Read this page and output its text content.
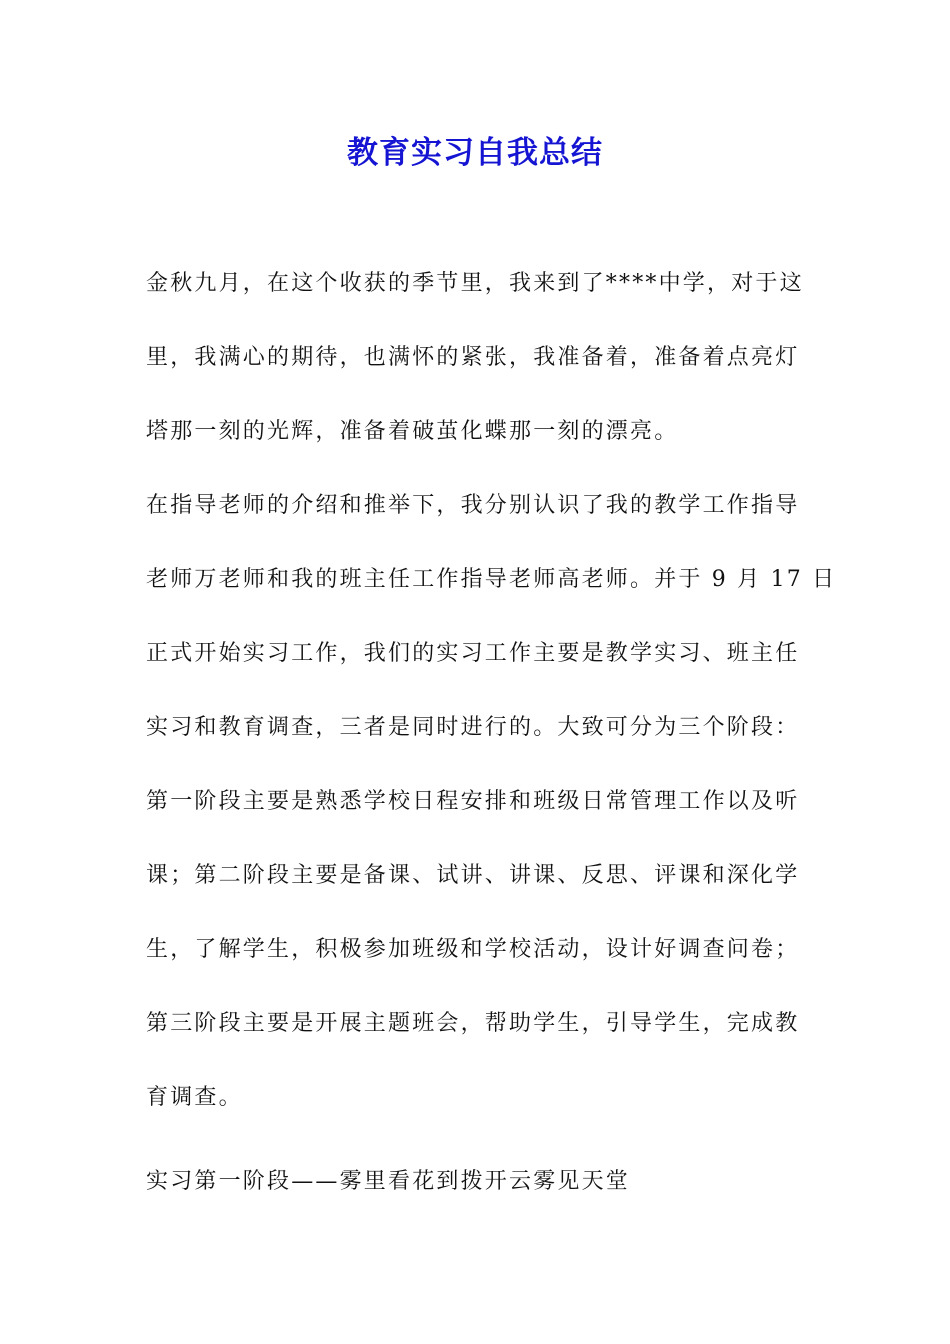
教育实习自我总结
金秋九月，在这个收获的季节里，我来到了****中学，对于这
里，我满心的期待，也满怀的紧张，我准备着，准备着点亮灯
塔那一刻的光辉，准备着破茧化蝶那一刻的漂亮。
在指导老师的介绍和推举下，我分别认识了我的教学工作指导
老师万老师和我的班主任工作指导老师高老师。并于 9 月 17 日
正式开始实习工作，我们的实习工作主要是教学实习、班主任
实习和教育调查，三者是同时进行的。大致可分为三个阶段：
第一阶段主要是熟悉学校日程安排和班级日常管理工作以及听
课；第二阶段主要是备课、试讲、讲课、反思、评课和深化学
生，了解学生，积极参加班级和学校活动，设计好调查问卷；
第三阶段主要是开展主题班会，帮助学生，引导学生，完成教
育调查。
实习第一阶段——雾里看花到拨开云雾见天堂
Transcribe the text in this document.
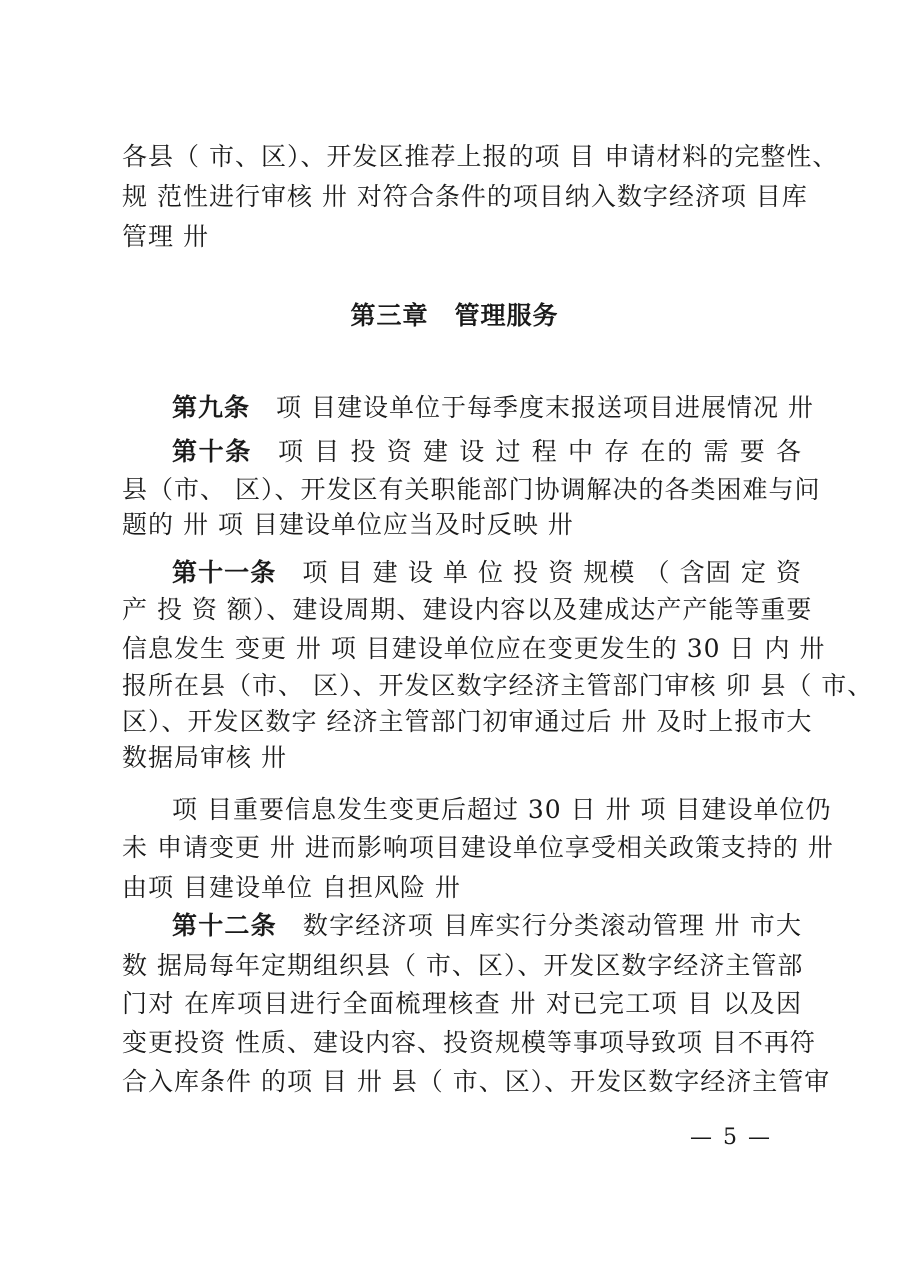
各县（ 市、区）、开发区推荐上报的项 目 申请材料的完整性、
规 范性进行审核 卅 对符合条件的项目纳入数字经济项 目库
管理 卅
第三章　管理服务
第九条 项 目建设单位于每季度末报送项目进展情况 卅
第十条 项 目 投 资 建 设 过 程 中 存 在的 需 要 各
县（市、 区）、开发区有关职能部门协调解决的各类困难与问
题的 卅 项 目建设单位应当及时反映 卅
第十一条 项 目 建 设 单 位 投 资 规模 （ 含固 定 资
产 投 资 额）、建设周期、建设内容以及建成达产产能等重要
信息发生 变更 卅 项 目建设单位应在变更发生的 30 日 内 卅
报所在县（市、 区）、开发区数字经济主管部门审核 卯 县（ 市、
区）、开发区数字 经济主管部门初审通过后 卅 及时上报市大
数据局审核 卅
项 目重要信息发生变更后超过 30 日 卅 项 目建设单位仍
未 申请变更 卅 进而影响项目建设单位享受相关政策支持的 卅
由项 目建设单位 自担风险 卅
第十二条 数字经济项 目库实行分类滚动管理 卅 市大
数 据局每年定期组织县（ 市、区）、开发区数字经济主管部
门对 在库项目进行全面梳理核查 卅 对已完工项 目 以及因
变更投资 性质、建设内容、投资规模等事项导致项 目不再符
合入库条件 的项 目 卅 县（ 市、区）、开发区数字经济主管审
— 5 —
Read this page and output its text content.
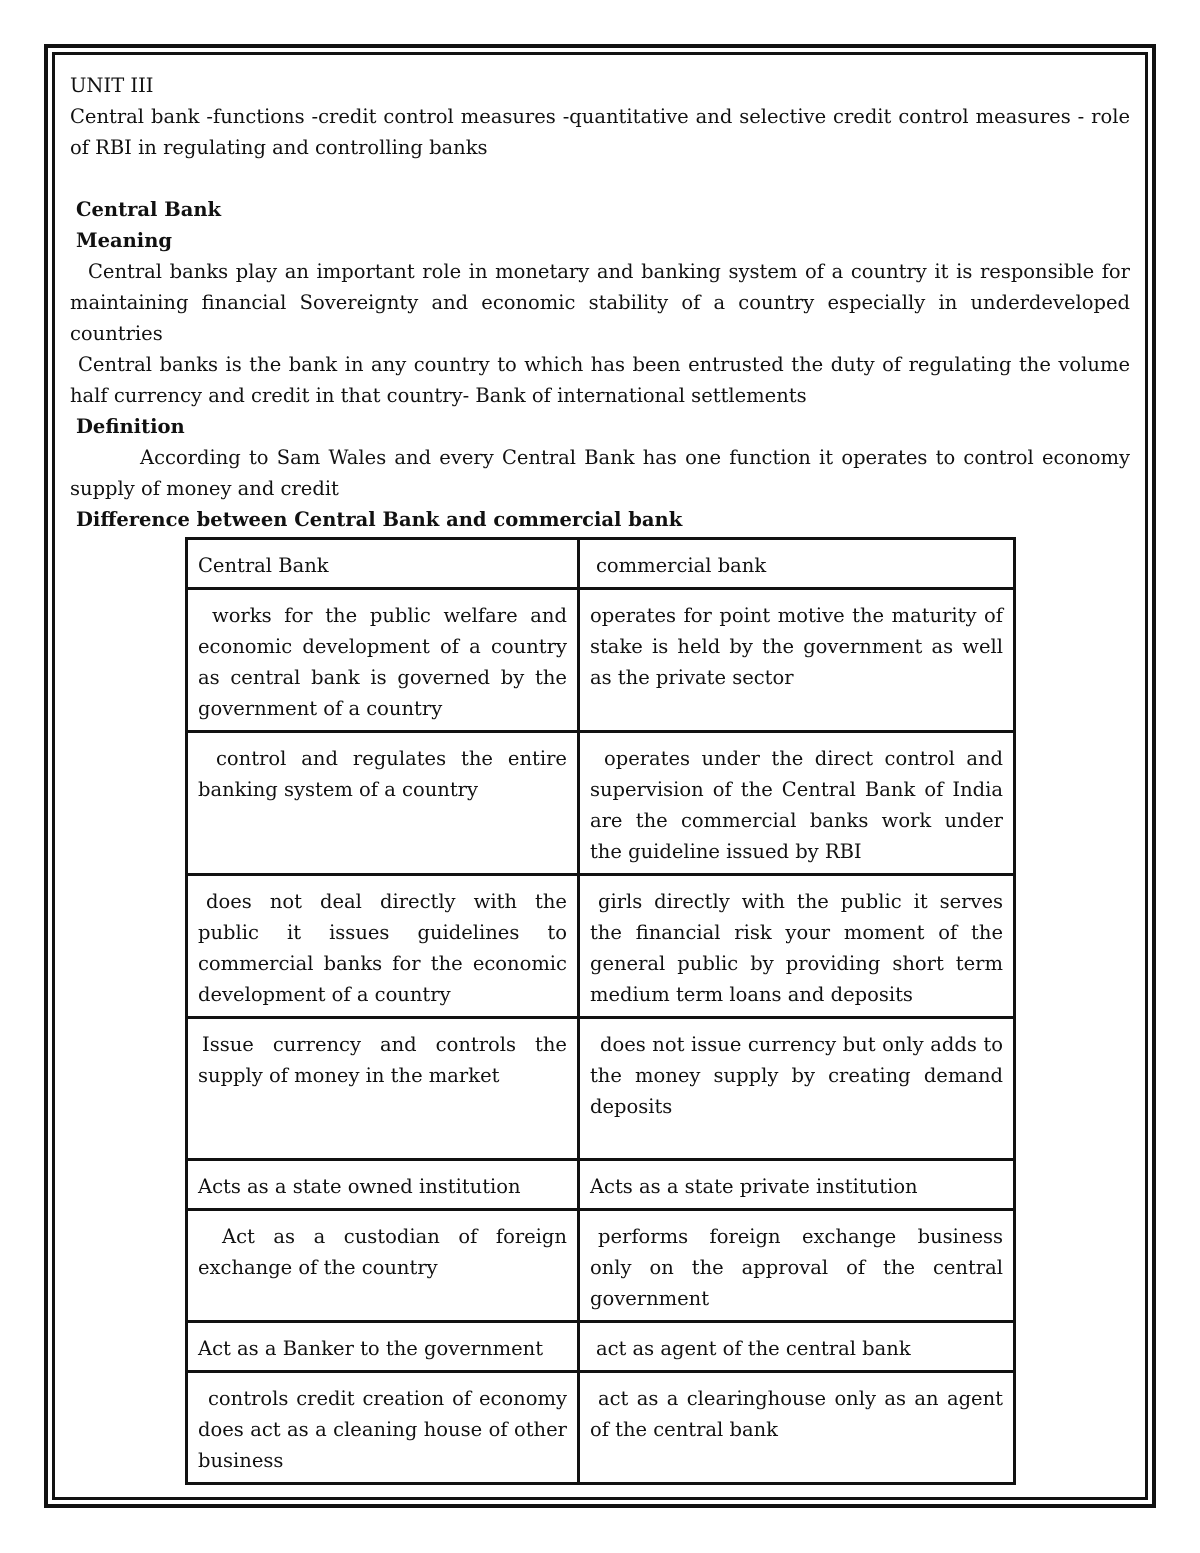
UNIT III

Central bank -functions -credit control measures -quantitative and selective credit control measures - role of RBI in regulating and controlling banks

Central Bank

Meaning

Central banks play an important role in monetary and banking system of a country it is responsible for maintaining financial Sovereignty and economic stability of a country especially in underdeveloped countries

Central banks is the bank in any country to which has been entrusted the duty of regulating the volume half currency and credit in that country- Bank of international settlements

Definition

According to Sam Wales and every Central Bank has one function it operates to control economy supply of money and credit

Difference between Central Bank and commercial bank

Central Bank	commercial bank
works for the public welfare and economic development of a country as central bank is governed by the government of a country	operates for point motive the maturity of stake is held by the government as well as the private sector
control and regulates the entire banking system of a country	operates under the direct control and supervision of the Central Bank of India are the commercial banks work under the guideline issued by RBI
does not deal directly with the public it issues guidelines to commercial banks for the economic development of a country	girls directly with the public it serves the financial risk your moment of the general public by providing short term medium term loans and deposits
Issue currency and controls the supply of money in the market	does not issue currency but only adds to the money supply by creating demand deposits
Acts as a state owned institution	Acts as a state private institution
Act as a custodian of foreign exchange of the country	performs foreign exchange business only on the approval of the central government
Act as a Banker to the government	act as agent of the central bank
controls credit creation of economy does act as a cleaning house of other business	act as a clearinghouse only as an agent of the central bank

- _Requirement_
Output the full set of records above without changing a word, and drop the images.

- _Exercise result_
Read this page and output its text content.
教育实习自我总结
金秋九月，在这个收获的季节里，我来到了****中学，对于这
里，我满心的期待，也满怀的紧张，我准备着，准备着点亮灯
塔那一刻的光辉，准备着破茧化蝶那一刻的漂亮。
在指导老师的介绍和推举下，我分别认识了我的教学工作指导
老师万老师和我的班主任工作指导老师高老师。并于 9 月 17 日
正式开始实习工作，我们的实习工作主要是教学实习、班主任
实习和教育调查，三者是同时进行的。大致可分为三个阶段：
第一阶段主要是熟悉学校日程安排和班级日常管理工作以及听
课；第二阶段主要是备课、试讲、讲课、反思、评课和深化学
生，了解学生，积极参加班级和学校活动，设计好调查问卷；
第三阶段主要是开展主题班会，帮助学生，引导学生，完成教
育调查。
实习第一阶段——雾里看花到拨开云雾见天堂
Transcribe the text in this document.
各县（ 市、区）、开发区推荐上报的项 目 申请材料的完整性、
规 范性进行审核 卅 对符合条件的项目纳入数字经济项 目库
管理 卅
第三章　管理服务
第九条 项 目建设单位于每季度末报送项目进展情况 卅
第十条 项 目 投 资 建 设 过 程 中 存 在的 需 要 各
县（市、 区）、开发区有关职能部门协调解决的各类困难与问
题的 卅 项 目建设单位应当及时反映 卅
第十一条 项 目 建 设 单 位 投 资 规模 （ 含固 定 资
产 投 资 额）、建设周期、建设内容以及建成达产产能等重要
信息发生 变更 卅 项 目建设单位应在变更发生的 30 日 内 卅
报所在县（市、 区）、开发区数字经济主管部门审核 卯 县（ 市、
区）、开发区数字 经济主管部门初审通过后 卅 及时上报市大
数据局审核 卅
项 目重要信息发生变更后超过 30 日 卅 项 目建设单位仍
未 申请变更 卅 进而影响项目建设单位享受相关政策支持的 卅
由项 目建设单位 自担风险 卅
第十二条 数字经济项 目库实行分类滚动管理 卅 市大
数 据局每年定期组织县（ 市、区）、开发区数字经济主管部
门对 在库项目进行全面梳理核查 卅 对已完工项 目 以及因
变更投资 性质、建设内容、投资规模等事项导致项 目不再符
合入库条件 的项 目 卅 县（ 市、区）、开发区数字经济主管审
— 5 —
Read this page and output its text content.
UNIT III

Central bank -functions -credit control measures -quantitative and selective credit control measures - role of RBI in regulating and controlling banks

Central Bank

Meaning

Central banks play an important role in monetary and banking system of a country it is responsible for maintaining financial Sovereignty and economic stability of a country especially in underdeveloped countries

Central banks is the bank in any country to which has been entrusted the duty of regulating the volume half currency and credit in that country- Bank of international settlements

Definition

According to Sam Wales and every Central Bank has one function it operates to control economy supply of money and credit

Difference between Central Bank and commercial bank

Central Bank	commercial bank
works for the public welfare and economic development of a country as central bank is governed by the government of a country	operates for point motive the maturity of stake is held by the government as well as the private sector
control and regulates the entire banking system of a country	operates under the direct control and supervision of the Central Bank of India are the commercial banks work under the guideline issued by RBI
does not deal directly with the public it issues guidelines to commercial banks for the economic development of a country	girls directly with the public it serves the financial risk your moment of the general public by providing short term medium term loans and deposits
Issue currency and controls the supply of money in the market	does not issue currency but only adds to the money supply by creating demand deposits
Acts as a state owned institution	Acts as a state private institution
Act as a custodian of foreign exchange of the country	performs foreign exchange business only on the approval of the central government
Act as a Banker to the government	act as agent of the central bank
controls credit creation of economy does act as a cleaning house of other business	act as a clearinghouse only as an agent of the central bank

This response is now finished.